◆ **DIRECTIONS**: Take the line that contains "Give me the" and all lines after it, up to and including the last line of the data, and write them out exactly; nothing else belongs in the answer.

..........

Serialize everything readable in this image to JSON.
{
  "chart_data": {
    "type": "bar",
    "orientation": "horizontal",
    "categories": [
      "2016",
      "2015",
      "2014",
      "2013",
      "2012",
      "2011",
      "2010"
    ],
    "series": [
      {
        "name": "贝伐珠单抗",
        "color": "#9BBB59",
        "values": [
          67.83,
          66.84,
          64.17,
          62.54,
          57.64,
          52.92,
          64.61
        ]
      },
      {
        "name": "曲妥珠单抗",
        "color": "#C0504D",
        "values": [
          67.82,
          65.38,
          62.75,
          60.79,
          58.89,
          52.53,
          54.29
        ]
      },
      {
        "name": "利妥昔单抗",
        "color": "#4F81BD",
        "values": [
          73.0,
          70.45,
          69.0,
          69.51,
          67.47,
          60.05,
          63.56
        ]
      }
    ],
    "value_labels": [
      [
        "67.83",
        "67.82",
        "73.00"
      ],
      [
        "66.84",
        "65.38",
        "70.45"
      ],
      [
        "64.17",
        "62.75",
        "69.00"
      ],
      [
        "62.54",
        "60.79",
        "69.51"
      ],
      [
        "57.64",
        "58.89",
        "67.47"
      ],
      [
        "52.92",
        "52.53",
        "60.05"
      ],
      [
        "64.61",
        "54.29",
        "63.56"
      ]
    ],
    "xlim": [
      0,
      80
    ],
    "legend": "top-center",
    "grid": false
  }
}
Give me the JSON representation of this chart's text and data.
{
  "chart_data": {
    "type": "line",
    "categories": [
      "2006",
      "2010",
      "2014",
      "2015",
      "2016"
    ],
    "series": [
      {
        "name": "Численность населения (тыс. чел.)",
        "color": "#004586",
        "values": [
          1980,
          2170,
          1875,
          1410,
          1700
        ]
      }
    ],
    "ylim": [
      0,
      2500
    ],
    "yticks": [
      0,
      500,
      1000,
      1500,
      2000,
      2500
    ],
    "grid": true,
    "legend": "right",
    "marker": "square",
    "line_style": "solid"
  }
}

..........

◆ **THE SOLUTION**:
Give me the JSON representation of this chart's text and data.
{
  "chart_data": {
    "type": "line",
    "categories": [
      "2006",
      "2010",
      "2014",
      "2015",
      "2016"
    ],
    "series": [
      {
        "name": "Численность населения (тыс. чел.)",
        "color": "#004586",
        "values": [
          1980,
          2170,
          1875,
          1410,
          1700
        ]
      }
    ],
    "ylim": [
      0,
      2500
    ],
    "yticks": [
      0,
      500,
      1000,
      1500,
      2000,
      2500
    ],
    "grid": true,
    "legend": "right",
    "marker": "square",
    "line_style": "solid"
  }
}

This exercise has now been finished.